## REQUEST
Your task is to print every entry below exactly as given.

═════ RECORDS ═════

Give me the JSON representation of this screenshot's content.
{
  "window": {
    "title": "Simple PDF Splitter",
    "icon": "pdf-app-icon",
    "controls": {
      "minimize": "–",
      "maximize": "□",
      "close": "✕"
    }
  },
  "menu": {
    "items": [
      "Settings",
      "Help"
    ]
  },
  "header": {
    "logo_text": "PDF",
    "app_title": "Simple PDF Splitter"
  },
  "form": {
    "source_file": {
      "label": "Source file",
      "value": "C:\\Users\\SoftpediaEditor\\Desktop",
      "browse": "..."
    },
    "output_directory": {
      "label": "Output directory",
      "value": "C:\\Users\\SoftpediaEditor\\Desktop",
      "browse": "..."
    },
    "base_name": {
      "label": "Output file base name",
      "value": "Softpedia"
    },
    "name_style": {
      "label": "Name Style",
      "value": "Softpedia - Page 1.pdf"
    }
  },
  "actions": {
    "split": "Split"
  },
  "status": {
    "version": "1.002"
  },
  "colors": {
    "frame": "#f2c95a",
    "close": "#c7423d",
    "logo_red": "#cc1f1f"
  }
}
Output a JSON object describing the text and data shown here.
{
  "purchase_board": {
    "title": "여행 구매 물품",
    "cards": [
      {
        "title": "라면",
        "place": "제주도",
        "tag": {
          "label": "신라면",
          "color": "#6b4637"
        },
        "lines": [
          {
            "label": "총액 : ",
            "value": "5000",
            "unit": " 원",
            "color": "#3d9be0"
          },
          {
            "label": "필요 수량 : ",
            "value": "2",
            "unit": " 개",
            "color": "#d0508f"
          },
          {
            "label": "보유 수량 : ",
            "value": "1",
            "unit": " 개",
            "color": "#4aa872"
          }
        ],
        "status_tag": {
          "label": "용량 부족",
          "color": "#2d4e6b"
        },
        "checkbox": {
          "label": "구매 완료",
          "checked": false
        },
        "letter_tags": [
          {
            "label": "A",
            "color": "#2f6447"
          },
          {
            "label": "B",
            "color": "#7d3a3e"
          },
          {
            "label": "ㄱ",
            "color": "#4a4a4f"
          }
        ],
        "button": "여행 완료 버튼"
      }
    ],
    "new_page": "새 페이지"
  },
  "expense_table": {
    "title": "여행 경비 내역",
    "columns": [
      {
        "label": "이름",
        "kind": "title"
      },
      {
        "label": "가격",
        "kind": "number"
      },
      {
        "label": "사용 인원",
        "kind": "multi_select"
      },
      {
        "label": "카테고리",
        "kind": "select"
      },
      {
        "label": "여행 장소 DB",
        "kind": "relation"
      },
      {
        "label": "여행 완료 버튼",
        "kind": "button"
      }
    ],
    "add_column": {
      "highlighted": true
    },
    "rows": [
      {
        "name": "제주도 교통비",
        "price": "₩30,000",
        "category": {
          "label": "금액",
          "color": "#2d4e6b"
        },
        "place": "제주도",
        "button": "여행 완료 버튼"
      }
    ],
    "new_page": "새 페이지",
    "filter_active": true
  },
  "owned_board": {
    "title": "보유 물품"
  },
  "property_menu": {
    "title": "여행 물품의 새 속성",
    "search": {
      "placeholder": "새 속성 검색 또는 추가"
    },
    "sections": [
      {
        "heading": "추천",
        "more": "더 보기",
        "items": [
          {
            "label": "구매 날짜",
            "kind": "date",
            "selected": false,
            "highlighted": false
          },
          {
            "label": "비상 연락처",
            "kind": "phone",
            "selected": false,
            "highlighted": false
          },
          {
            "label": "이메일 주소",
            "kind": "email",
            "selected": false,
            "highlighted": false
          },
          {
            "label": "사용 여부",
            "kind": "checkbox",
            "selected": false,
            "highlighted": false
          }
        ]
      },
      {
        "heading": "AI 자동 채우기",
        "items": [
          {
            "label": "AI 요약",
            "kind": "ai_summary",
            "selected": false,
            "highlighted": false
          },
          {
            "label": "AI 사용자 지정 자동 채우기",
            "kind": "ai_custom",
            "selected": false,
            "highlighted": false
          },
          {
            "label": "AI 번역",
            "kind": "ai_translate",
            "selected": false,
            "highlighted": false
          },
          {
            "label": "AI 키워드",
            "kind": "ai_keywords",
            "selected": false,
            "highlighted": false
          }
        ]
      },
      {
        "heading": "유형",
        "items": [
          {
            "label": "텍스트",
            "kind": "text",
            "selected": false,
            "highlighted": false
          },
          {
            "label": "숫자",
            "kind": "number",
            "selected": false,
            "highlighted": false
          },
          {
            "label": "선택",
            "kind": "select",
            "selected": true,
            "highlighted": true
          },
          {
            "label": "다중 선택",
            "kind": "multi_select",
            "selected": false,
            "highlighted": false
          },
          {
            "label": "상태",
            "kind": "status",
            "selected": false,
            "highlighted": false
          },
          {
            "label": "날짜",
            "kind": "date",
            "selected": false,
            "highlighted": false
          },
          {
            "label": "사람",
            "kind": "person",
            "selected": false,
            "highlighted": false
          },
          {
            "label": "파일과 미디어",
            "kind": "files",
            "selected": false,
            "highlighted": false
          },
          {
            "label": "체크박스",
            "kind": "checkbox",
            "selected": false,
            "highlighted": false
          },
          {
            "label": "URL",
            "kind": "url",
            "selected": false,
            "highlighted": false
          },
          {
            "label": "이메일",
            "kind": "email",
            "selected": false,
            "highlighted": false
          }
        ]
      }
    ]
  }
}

═════

## SOLVED PROBLEM
Give me the JSON representation of this screenshot's content.
{
  "window": {
    "title": "Simple PDF Splitter",
    "icon": "pdf-app-icon",
    "controls": {
      "minimize": "–",
      "maximize": "□",
      "close": "✕"
    }
  },
  "menu": {
    "items": [
      "Settings",
      "Help"
    ]
  },
  "header": {
    "logo_text": "PDF",
    "app_title": "Simple PDF Splitter"
  },
  "form": {
    "source_file": {
      "label": "Source file",
      "value": "C:\\Users\\SoftpediaEditor\\Desktop",
      "browse": "..."
    },
    "output_directory": {
      "label": "Output directory",
      "value": "C:\\Users\\SoftpediaEditor\\Desktop",
      "browse": "..."
    },
    "base_name": {
      "label": "Output file base name",
      "value": "Softpedia"
    },
    "name_style": {
      "label": "Name Style",
      "value": "Softpedia - Page 1.pdf"
    }
  },
  "actions": {
    "split": "Split"
  },
  "status": {
    "version": "1.002"
  },
  "colors": {
    "frame": "#f2c95a",
    "close": "#c7423d",
    "logo_red": "#cc1f1f"
  }
}
Output a JSON object describing the text and data shown here.
{
  "purchase_board": {
    "title": "여행 구매 물품",
    "cards": [
      {
        "title": "라면",
        "place": "제주도",
        "tag": {
          "label": "신라면",
          "color": "#6b4637"
        },
        "lines": [
          {
            "label": "총액 : ",
            "value": "5000",
            "unit": " 원",
            "color": "#3d9be0"
          },
          {
            "label": "필요 수량 : ",
            "value": "2",
            "unit": " 개",
            "color": "#d0508f"
          },
          {
            "label": "보유 수량 : ",
            "value": "1",
            "unit": " 개",
            "color": "#4aa872"
          }
        ],
        "status_tag": {
          "label": "용량 부족",
          "color": "#2d4e6b"
        },
        "checkbox": {
          "label": "구매 완료",
          "checked": false
        },
        "letter_tags": [
          {
            "label": "A",
            "color": "#2f6447"
          },
          {
            "label": "B",
            "color": "#7d3a3e"
          },
          {
            "label": "ㄱ",
            "color": "#4a4a4f"
          }
        ],
        "button": "여행 완료 버튼"
      }
    ],
    "new_page": "새 페이지"
  },
  "expense_table": {
    "title": "여행 경비 내역",
    "columns": [
      {
        "label": "이름",
        "kind": "title"
      },
      {
        "label": "가격",
        "kind": "number"
      },
      {
        "label": "사용 인원",
        "kind": "multi_select"
      },
      {
        "label": "카테고리",
        "kind": "select"
      },
      {
        "label": "여행 장소 DB",
        "kind": "relation"
      },
      {
        "label": "여행 완료 버튼",
        "kind": "button"
      }
    ],
    "add_column": {
      "highlighted": true
    },
    "rows": [
      {
        "name": "제주도 교통비",
        "price": "₩30,000",
        "category": {
          "label": "금액",
          "color": "#2d4e6b"
        },
        "place": "제주도",
        "button": "여행 완료 버튼"
      }
    ],
    "new_page": "새 페이지",
    "filter_active": true
  },
  "owned_board": {
    "title": "보유 물품"
  },
  "property_menu": {
    "title": "여행 물품의 새 속성",
    "search": {
      "placeholder": "새 속성 검색 또는 추가"
    },
    "sections": [
      {
        "heading": "추천",
        "more": "더 보기",
        "items": [
          {
            "label": "구매 날짜",
            "kind": "date",
            "selected": false,
            "highlighted": false
          },
          {
            "label": "비상 연락처",
            "kind": "phone",
            "selected": false,
            "highlighted": false
          },
          {
            "label": "이메일 주소",
            "kind": "email",
            "selected": false,
            "highlighted": false
          },
          {
            "label": "사용 여부",
            "kind": "checkbox",
            "selected": false,
            "highlighted": false
          }
        ]
      },
      {
        "heading": "AI 자동 채우기",
        "items": [
          {
            "label": "AI 요약",
            "kind": "ai_summary",
            "selected": false,
            "highlighted": false
          },
          {
            "label": "AI 사용자 지정 자동 채우기",
            "kind": "ai_custom",
            "selected": false,
            "highlighted": false
          },
          {
            "label": "AI 번역",
            "kind": "ai_translate",
            "selected": false,
            "highlighted": false
          },
          {
            "label": "AI 키워드",
            "kind": "ai_keywords",
            "selected": false,
            "highlighted": false
          }
        ]
      },
      {
        "heading": "유형",
        "items": [
          {
            "label": "텍스트",
            "kind": "text",
            "selected": false,
            "highlighted": false
          },
          {
            "label": "숫자",
            "kind": "number",
            "selected": false,
            "highlighted": false
          },
          {
            "label": "선택",
            "kind": "select",
            "selected": true,
            "highlighted": true
          },
          {
            "label": "다중 선택",
            "kind": "multi_select",
            "selected": false,
            "highlighted": false
          },
          {
            "label": "상태",
            "kind": "status",
            "selected": false,
            "highlighted": false
          },
          {
            "label": "날짜",
            "kind": "date",
            "selected": false,
            "highlighted": false
          },
          {
            "label": "사람",
            "kind": "person",
            "selected": false,
            "highlighted": false
          },
          {
            "label": "파일과 미디어",
            "kind": "files",
            "selected": false,
            "highlighted": false
          },
          {
            "label": "체크박스",
            "kind": "checkbox",
            "selected": false,
            "highlighted": false
          },
          {
            "label": "URL",
            "kind": "url",
            "selected": false,
            "highlighted": false
          },
          {
            "label": "이메일",
            "kind": "email",
            "selected": false,
            "highlighted": false
          }
        ]
      }
    ]
  }
}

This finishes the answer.